Work to be completed
Output every line below without omitting or altering anything.

Dataset content

----

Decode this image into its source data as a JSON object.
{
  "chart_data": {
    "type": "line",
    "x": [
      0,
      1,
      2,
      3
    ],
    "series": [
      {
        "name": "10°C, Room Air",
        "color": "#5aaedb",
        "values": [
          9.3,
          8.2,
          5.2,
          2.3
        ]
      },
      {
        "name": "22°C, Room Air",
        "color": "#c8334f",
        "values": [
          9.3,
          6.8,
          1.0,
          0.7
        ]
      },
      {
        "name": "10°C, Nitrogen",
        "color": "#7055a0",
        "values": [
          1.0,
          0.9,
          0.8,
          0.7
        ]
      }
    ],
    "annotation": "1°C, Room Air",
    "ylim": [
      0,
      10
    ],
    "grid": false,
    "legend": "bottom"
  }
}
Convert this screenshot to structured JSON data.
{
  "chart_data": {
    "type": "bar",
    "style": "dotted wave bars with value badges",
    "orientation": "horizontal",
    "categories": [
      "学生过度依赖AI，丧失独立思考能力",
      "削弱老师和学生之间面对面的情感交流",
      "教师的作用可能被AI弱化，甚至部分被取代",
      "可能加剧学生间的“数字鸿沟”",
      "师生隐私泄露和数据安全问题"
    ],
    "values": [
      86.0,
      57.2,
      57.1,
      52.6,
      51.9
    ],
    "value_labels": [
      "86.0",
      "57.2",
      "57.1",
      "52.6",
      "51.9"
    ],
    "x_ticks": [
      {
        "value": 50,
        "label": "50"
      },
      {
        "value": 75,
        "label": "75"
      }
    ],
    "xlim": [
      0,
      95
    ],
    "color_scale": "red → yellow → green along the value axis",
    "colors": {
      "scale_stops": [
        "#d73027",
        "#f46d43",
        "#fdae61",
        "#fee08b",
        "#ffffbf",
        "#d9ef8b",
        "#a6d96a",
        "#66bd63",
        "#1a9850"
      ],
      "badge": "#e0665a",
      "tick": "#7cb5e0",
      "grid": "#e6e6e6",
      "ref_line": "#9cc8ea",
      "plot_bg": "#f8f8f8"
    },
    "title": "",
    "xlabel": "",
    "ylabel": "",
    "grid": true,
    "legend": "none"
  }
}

----

Solution to the problem
Decode this image into its source data as a JSON object.
{
  "chart_data": {
    "type": "line",
    "x": [
      0,
      1,
      2,
      3
    ],
    "series": [
      {
        "name": "10°C, Room Air",
        "color": "#5aaedb",
        "values": [
          9.3,
          8.2,
          5.2,
          2.3
        ]
      },
      {
        "name": "22°C, Room Air",
        "color": "#c8334f",
        "values": [
          9.3,
          6.8,
          1.0,
          0.7
        ]
      },
      {
        "name": "10°C, Nitrogen",
        "color": "#7055a0",
        "values": [
          1.0,
          0.9,
          0.8,
          0.7
        ]
      }
    ],
    "annotation": "1°C, Room Air",
    "ylim": [
      0,
      10
    ],
    "grid": false,
    "legend": "bottom"
  }
}
Convert this screenshot to structured JSON data.
{
  "chart_data": {
    "type": "bar",
    "style": "dotted wave bars with value badges",
    "orientation": "horizontal",
    "categories": [
      "学生过度依赖AI，丧失独立思考能力",
      "削弱老师和学生之间面对面的情感交流",
      "教师的作用可能被AI弱化，甚至部分被取代",
      "可能加剧学生间的“数字鸿沟”",
      "师生隐私泄露和数据安全问题"
    ],
    "values": [
      86.0,
      57.2,
      57.1,
      52.6,
      51.9
    ],
    "value_labels": [
      "86.0",
      "57.2",
      "57.1",
      "52.6",
      "51.9"
    ],
    "x_ticks": [
      {
        "value": 50,
        "label": "50"
      },
      {
        "value": 75,
        "label": "75"
      }
    ],
    "xlim": [
      0,
      95
    ],
    "color_scale": "red → yellow → green along the value axis",
    "colors": {
      "scale_stops": [
        "#d73027",
        "#f46d43",
        "#fdae61",
        "#fee08b",
        "#ffffbf",
        "#d9ef8b",
        "#a6d96a",
        "#66bd63",
        "#1a9850"
      ],
      "badge": "#e0665a",
      "tick": "#7cb5e0",
      "grid": "#e6e6e6",
      "ref_line": "#9cc8ea",
      "plot_bg": "#f8f8f8"
    },
    "title": "",
    "xlabel": "",
    "ylabel": "",
    "grid": true,
    "legend": "none"
  }
}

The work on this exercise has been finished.